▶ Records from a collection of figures

☆ ☆ ☆ ☆ ☆ ☆ ☆

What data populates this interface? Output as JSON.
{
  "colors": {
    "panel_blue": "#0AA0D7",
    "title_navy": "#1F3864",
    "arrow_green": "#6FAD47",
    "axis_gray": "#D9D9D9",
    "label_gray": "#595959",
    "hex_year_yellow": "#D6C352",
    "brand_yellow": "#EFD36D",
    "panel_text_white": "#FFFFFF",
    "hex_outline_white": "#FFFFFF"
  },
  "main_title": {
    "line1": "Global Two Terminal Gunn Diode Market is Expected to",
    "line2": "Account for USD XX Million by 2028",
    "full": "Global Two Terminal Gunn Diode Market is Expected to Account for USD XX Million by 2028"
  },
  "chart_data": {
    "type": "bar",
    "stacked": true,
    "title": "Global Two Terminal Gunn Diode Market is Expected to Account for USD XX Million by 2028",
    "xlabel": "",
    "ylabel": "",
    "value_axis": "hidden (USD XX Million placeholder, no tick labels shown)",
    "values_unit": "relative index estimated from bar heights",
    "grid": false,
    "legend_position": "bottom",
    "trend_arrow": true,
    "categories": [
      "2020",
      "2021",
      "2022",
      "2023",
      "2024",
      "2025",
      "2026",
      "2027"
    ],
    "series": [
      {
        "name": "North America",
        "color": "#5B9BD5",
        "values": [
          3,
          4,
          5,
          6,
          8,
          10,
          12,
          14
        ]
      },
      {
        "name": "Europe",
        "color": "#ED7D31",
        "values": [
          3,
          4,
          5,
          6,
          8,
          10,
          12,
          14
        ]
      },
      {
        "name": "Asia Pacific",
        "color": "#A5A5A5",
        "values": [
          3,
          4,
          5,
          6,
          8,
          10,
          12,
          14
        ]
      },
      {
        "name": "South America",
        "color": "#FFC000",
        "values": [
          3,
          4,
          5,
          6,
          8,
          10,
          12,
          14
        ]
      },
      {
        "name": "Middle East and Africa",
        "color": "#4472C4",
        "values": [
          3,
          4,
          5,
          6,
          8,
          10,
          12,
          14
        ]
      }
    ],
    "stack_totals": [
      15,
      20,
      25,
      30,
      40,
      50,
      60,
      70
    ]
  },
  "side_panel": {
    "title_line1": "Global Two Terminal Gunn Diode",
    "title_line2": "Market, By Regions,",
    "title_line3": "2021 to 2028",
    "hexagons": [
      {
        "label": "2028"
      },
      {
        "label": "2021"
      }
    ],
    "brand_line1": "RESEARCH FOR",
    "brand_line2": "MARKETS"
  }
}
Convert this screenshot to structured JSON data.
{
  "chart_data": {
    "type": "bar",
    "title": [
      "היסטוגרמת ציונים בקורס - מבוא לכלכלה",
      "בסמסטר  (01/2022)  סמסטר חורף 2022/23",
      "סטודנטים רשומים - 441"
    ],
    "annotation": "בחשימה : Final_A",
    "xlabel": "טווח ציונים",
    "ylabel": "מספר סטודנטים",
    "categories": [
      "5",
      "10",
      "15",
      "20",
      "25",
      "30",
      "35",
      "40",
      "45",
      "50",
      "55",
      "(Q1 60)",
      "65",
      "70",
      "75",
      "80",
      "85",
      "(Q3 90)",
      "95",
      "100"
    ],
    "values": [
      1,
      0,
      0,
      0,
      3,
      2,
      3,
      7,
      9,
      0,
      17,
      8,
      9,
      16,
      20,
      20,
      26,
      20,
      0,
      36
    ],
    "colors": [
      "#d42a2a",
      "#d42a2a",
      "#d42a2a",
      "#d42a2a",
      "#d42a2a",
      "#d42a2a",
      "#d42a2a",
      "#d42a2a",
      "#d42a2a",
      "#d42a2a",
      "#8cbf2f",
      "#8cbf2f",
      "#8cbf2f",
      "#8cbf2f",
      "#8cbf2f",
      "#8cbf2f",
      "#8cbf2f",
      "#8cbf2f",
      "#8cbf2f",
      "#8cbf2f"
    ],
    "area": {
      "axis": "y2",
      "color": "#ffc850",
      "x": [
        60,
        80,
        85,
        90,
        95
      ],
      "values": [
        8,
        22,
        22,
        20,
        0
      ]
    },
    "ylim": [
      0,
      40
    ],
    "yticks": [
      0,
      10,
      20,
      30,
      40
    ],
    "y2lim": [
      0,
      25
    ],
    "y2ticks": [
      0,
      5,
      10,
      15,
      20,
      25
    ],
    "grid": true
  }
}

☆ ☆ ☆ ☆ ☆ ☆ ☆

▶ Instructions to follow
Every entry must be output again, exactly as written above.

▶ Result of the task
What data populates this interface? Output as JSON.
{
  "colors": {
    "panel_blue": "#0AA0D7",
    "title_navy": "#1F3864",
    "arrow_green": "#6FAD47",
    "axis_gray": "#D9D9D9",
    "label_gray": "#595959",
    "hex_year_yellow": "#D6C352",
    "brand_yellow": "#EFD36D",
    "panel_text_white": "#FFFFFF",
    "hex_outline_white": "#FFFFFF"
  },
  "main_title": {
    "line1": "Global Two Terminal Gunn Diode Market is Expected to",
    "line2": "Account for USD XX Million by 2028",
    "full": "Global Two Terminal Gunn Diode Market is Expected to Account for USD XX Million by 2028"
  },
  "chart_data": {
    "type": "bar",
    "stacked": true,
    "title": "Global Two Terminal Gunn Diode Market is Expected to Account for USD XX Million by 2028",
    "xlabel": "",
    "ylabel": "",
    "value_axis": "hidden (USD XX Million placeholder, no tick labels shown)",
    "values_unit": "relative index estimated from bar heights",
    "grid": false,
    "legend_position": "bottom",
    "trend_arrow": true,
    "categories": [
      "2020",
      "2021",
      "2022",
      "2023",
      "2024",
      "2025",
      "2026",
      "2027"
    ],
    "series": [
      {
        "name": "North America",
        "color": "#5B9BD5",
        "values": [
          3,
          4,
          5,
          6,
          8,
          10,
          12,
          14
        ]
      },
      {
        "name": "Europe",
        "color": "#ED7D31",
        "values": [
          3,
          4,
          5,
          6,
          8,
          10,
          12,
          14
        ]
      },
      {
        "name": "Asia Pacific",
        "color": "#A5A5A5",
        "values": [
          3,
          4,
          5,
          6,
          8,
          10,
          12,
          14
        ]
      },
      {
        "name": "South America",
        "color": "#FFC000",
        "values": [
          3,
          4,
          5,
          6,
          8,
          10,
          12,
          14
        ]
      },
      {
        "name": "Middle East and Africa",
        "color": "#4472C4",
        "values": [
          3,
          4,
          5,
          6,
          8,
          10,
          12,
          14
        ]
      }
    ],
    "stack_totals": [
      15,
      20,
      25,
      30,
      40,
      50,
      60,
      70
    ]
  },
  "side_panel": {
    "title_line1": "Global Two Terminal Gunn Diode",
    "title_line2": "Market, By Regions,",
    "title_line3": "2021 to 2028",
    "hexagons": [
      {
        "label": "2028"
      },
      {
        "label": "2021"
      }
    ],
    "brand_line1": "RESEARCH FOR",
    "brand_line2": "MARKETS"
  }
}
Convert this screenshot to structured JSON data.
{
  "chart_data": {
    "type": "bar",
    "title": [
      "היסטוגרמת ציונים בקורס - מבוא לכלכלה",
      "בסמסטר  (01/2022)  סמסטר חורף 2022/23",
      "סטודנטים רשומים - 441"
    ],
    "annotation": "בחשימה : Final_A",
    "xlabel": "טווח ציונים",
    "ylabel": "מספר סטודנטים",
    "categories": [
      "5",
      "10",
      "15",
      "20",
      "25",
      "30",
      "35",
      "40",
      "45",
      "50",
      "55",
      "(Q1 60)",
      "65",
      "70",
      "75",
      "80",
      "85",
      "(Q3 90)",
      "95",
      "100"
    ],
    "values": [
      1,
      0,
      0,
      0,
      3,
      2,
      3,
      7,
      9,
      0,
      17,
      8,
      9,
      16,
      20,
      20,
      26,
      20,
      0,
      36
    ],
    "colors": [
      "#d42a2a",
      "#d42a2a",
      "#d42a2a",
      "#d42a2a",
      "#d42a2a",
      "#d42a2a",
      "#d42a2a",
      "#d42a2a",
      "#d42a2a",
      "#d42a2a",
      "#8cbf2f",
      "#8cbf2f",
      "#8cbf2f",
      "#8cbf2f",
      "#8cbf2f",
      "#8cbf2f",
      "#8cbf2f",
      "#8cbf2f",
      "#8cbf2f",
      "#8cbf2f"
    ],
    "area": {
      "axis": "y2",
      "color": "#ffc850",
      "x": [
        60,
        80,
        85,
        90,
        95
      ],
      "values": [
        8,
        22,
        22,
        20,
        0
      ]
    },
    "ylim": [
      0,
      40
    ],
    "yticks": [
      0,
      10,
      20,
      30,
      40
    ],
    "y2lim": [
      0,
      25
    ],
    "y2ticks": [
      0,
      5,
      10,
      15,
      20,
      25
    ],
    "grid": true
  }
}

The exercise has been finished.